BEGIN Extracted material

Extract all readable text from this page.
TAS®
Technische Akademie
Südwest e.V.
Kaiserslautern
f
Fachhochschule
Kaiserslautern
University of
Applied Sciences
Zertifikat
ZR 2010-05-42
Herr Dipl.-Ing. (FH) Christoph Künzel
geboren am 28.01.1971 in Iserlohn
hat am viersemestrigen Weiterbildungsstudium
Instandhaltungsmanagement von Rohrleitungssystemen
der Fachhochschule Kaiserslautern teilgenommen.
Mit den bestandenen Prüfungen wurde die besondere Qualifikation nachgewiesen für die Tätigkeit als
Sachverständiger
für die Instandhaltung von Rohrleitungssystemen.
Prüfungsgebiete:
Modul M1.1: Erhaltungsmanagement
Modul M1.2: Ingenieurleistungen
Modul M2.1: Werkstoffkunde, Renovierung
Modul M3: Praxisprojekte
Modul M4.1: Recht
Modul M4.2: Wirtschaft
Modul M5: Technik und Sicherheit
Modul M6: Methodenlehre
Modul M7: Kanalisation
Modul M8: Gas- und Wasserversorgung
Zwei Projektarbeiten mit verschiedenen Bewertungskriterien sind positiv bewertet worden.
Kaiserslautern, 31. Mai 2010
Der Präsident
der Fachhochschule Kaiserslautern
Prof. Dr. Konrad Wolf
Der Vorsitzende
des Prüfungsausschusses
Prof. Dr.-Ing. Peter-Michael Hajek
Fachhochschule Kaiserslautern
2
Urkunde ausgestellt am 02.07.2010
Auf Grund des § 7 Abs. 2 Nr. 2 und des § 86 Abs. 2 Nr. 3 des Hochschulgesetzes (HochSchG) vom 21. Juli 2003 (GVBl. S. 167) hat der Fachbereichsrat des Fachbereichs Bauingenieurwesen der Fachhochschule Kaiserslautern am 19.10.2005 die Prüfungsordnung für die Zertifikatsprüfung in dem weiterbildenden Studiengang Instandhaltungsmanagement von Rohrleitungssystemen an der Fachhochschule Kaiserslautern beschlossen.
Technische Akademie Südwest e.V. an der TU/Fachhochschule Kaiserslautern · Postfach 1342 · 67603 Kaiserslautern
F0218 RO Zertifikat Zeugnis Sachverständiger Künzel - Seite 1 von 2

END Extracted material

Work item:
Give the records again, exactly as they appear.

Result for this exercise:
Extract all readable text from this page.
TAS®
Technische Akademie
Südwest e.V.
Kaiserslautern
f
Fachhochschule
Kaiserslautern
University of
Applied Sciences
Zertifikat
ZR 2010-05-42
Herr Dipl.-Ing. (FH) Christoph Künzel
geboren am 28.01.1971 in Iserlohn
hat am viersemestrigen Weiterbildungsstudium
Instandhaltungsmanagement von Rohrleitungssystemen
der Fachhochschule Kaiserslautern teilgenommen.
Mit den bestandenen Prüfungen wurde die besondere Qualifikation nachgewiesen für die Tätigkeit als
Sachverständiger
für die Instandhaltung von Rohrleitungssystemen.
Prüfungsgebiete:
Modul M1.1: Erhaltungsmanagement
Modul M1.2: Ingenieurleistungen
Modul M2.1: Werkstoffkunde, Renovierung
Modul M3: Praxisprojekte
Modul M4.1: Recht
Modul M4.2: Wirtschaft
Modul M5: Technik und Sicherheit
Modul M6: Methodenlehre
Modul M7: Kanalisation
Modul M8: Gas- und Wasserversorgung
Zwei Projektarbeiten mit verschiedenen Bewertungskriterien sind positiv bewertet worden.
Kaiserslautern, 31. Mai 2010
Der Präsident
der Fachhochschule Kaiserslautern
Prof. Dr. Konrad Wolf
Der Vorsitzende
des Prüfungsausschusses
Prof. Dr.-Ing. Peter-Michael Hajek
Fachhochschule Kaiserslautern
2
Urkunde ausgestellt am 02.07.2010
Auf Grund des § 7 Abs. 2 Nr. 2 und des § 86 Abs. 2 Nr. 3 des Hochschulgesetzes (HochSchG) vom 21. Juli 2003 (GVBl. S. 167) hat der Fachbereichsrat des Fachbereichs Bauingenieurwesen der Fachhochschule Kaiserslautern am 19.10.2005 die Prüfungsordnung für die Zertifikatsprüfung in dem weiterbildenden Studiengang Instandhaltungsmanagement von Rohrleitungssystemen an der Fachhochschule Kaiserslautern beschlossen.
Technische Akademie Südwest e.V. an der TU/Fachhochschule Kaiserslautern · Postfach 1342 · 67603 Kaiserslautern
F0218 RO Zertifikat Zeugnis Sachverständiger Künzel - Seite 1 von 2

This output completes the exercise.